━━ Extrait choisi

Jusqu’à il y a peu, on pensait que seuls les humains en étaient capables. Il était admis que les animaux étaient dirigés avant tout par leur instinct et qu’ils étaient incapables de résister à la tentation que constitue une source de nourriture. Mais, ces dernières années, les résultats du test du marshmallow mené sur différentes espèces telles que le chimpanzé, le corbeau, le chien ou encore le perroquet ont démontré que ce n’était pas le cas. Plusieurs animaux se sont même montrés capables de mieux réussir ce test que certains êtres humains.

━━━━

▶ [Consignes]:
A - Dans l'extrait sur le test du marshmallow, quelles espèces animales sont citées comme ayant été soumises à ce test ?
B - Recopiez fidèlement l'extrait sur le test du marshmallow, depuis « Jusqu’à il y » jusqu'à « certains êtres humains. » inclus.

━━ Données extraites

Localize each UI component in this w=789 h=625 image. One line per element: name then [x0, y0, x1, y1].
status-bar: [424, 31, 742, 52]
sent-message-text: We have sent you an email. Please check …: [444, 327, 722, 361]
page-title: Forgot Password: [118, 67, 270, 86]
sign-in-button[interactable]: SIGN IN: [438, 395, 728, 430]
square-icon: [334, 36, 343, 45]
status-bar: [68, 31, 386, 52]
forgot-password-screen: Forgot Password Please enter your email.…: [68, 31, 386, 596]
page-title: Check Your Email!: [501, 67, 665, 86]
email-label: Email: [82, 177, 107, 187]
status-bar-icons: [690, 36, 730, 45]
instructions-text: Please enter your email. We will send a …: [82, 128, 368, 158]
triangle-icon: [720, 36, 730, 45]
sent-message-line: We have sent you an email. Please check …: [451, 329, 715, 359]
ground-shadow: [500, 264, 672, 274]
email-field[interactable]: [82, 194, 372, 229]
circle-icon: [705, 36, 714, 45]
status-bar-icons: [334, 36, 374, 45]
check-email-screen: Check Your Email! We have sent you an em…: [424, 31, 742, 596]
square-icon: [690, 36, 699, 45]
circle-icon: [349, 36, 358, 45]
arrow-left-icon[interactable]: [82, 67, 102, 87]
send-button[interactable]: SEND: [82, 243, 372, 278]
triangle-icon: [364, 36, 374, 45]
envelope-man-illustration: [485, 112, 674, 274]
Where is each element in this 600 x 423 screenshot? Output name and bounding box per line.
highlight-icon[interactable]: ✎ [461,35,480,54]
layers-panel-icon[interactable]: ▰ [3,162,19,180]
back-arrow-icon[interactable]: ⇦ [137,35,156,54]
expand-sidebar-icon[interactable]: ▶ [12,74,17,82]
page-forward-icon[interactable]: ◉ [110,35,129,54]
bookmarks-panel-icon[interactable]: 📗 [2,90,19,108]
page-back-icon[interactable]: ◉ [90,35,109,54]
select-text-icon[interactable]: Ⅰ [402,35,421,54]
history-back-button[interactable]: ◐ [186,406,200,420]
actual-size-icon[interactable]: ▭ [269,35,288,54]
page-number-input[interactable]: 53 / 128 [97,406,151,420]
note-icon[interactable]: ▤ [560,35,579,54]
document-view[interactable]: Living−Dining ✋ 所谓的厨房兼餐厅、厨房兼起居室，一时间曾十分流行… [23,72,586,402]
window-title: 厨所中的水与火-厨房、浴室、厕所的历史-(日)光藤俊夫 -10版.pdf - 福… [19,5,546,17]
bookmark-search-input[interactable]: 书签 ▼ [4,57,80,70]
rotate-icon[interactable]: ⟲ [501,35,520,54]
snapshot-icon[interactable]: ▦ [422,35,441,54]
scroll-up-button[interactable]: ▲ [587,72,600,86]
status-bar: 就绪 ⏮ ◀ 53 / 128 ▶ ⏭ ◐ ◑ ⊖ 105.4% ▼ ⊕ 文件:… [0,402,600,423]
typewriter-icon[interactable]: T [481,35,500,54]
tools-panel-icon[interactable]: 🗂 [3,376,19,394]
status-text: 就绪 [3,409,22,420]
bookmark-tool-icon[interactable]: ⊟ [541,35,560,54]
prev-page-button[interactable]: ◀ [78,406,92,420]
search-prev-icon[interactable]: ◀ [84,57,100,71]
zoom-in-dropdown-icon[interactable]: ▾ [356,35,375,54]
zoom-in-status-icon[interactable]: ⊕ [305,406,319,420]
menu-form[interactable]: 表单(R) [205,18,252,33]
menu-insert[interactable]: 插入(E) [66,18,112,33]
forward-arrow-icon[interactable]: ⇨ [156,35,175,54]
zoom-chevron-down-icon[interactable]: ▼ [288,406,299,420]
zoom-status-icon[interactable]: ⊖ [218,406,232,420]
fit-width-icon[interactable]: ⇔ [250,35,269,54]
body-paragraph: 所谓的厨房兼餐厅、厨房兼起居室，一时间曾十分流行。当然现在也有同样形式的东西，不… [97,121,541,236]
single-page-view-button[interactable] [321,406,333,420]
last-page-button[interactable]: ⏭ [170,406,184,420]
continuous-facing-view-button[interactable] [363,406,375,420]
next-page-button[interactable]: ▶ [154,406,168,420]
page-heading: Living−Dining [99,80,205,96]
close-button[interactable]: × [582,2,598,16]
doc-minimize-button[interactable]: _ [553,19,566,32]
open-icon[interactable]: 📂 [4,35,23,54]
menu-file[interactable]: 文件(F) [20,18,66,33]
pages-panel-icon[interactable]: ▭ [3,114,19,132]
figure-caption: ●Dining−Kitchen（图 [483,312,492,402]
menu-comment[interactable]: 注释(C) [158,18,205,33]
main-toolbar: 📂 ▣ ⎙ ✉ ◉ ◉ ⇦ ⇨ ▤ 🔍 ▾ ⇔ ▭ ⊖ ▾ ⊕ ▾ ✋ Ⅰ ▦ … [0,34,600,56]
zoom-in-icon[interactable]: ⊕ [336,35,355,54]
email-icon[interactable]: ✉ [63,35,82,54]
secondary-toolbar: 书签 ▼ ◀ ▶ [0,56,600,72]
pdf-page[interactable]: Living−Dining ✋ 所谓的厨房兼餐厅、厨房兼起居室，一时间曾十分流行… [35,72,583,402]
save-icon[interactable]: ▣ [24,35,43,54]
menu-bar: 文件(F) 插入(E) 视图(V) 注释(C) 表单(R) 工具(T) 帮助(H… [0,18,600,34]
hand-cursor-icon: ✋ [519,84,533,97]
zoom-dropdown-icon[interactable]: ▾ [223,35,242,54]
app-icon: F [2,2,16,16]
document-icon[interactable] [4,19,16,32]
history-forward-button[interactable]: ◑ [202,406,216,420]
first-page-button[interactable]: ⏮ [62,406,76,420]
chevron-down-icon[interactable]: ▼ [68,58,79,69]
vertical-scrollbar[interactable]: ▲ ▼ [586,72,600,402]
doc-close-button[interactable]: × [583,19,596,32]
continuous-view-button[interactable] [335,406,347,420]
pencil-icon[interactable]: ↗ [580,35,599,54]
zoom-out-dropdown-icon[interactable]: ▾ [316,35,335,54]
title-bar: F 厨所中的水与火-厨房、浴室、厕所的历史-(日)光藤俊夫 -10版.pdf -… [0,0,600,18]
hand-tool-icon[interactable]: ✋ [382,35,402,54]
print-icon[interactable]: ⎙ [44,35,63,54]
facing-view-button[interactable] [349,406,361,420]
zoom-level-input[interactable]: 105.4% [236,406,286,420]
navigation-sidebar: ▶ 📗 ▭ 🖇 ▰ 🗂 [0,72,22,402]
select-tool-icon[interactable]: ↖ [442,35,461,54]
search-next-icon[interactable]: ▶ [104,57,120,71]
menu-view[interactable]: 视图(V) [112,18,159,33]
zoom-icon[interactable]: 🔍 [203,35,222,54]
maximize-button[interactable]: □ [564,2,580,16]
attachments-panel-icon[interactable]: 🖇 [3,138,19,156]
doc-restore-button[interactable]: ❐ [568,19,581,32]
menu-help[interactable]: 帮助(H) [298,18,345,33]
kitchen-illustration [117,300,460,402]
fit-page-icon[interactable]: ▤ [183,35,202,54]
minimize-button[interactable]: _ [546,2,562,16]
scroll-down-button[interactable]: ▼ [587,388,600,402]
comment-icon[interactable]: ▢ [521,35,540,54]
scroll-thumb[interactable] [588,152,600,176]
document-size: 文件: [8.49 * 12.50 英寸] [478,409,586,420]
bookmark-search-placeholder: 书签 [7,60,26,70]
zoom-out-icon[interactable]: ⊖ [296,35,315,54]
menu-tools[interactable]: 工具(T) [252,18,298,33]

━━━━

▶ [Corrigé des exercices]:
A - Le chimpanzé, le corbeau, le chien et le perroquet.

B -
Jusqu’à il y a peu, on pensait que seuls les humains en étaient capables. Il était admis que les animaux étaient dirigés avant tout par leur instinct et qu’ils étaient incapables de résister à la tentation que constitue une source de nourriture. Mais, ces dernières années, les résultats du test du marshmallow mené sur différentes espèces telles que le chimpanzé, le corbeau, le chien ou encore le perroquet ont démontré que ce n’était pas le cas. Plusieurs animaux se sont même montrés capables de mieux réussir ce test que certains êtres humains.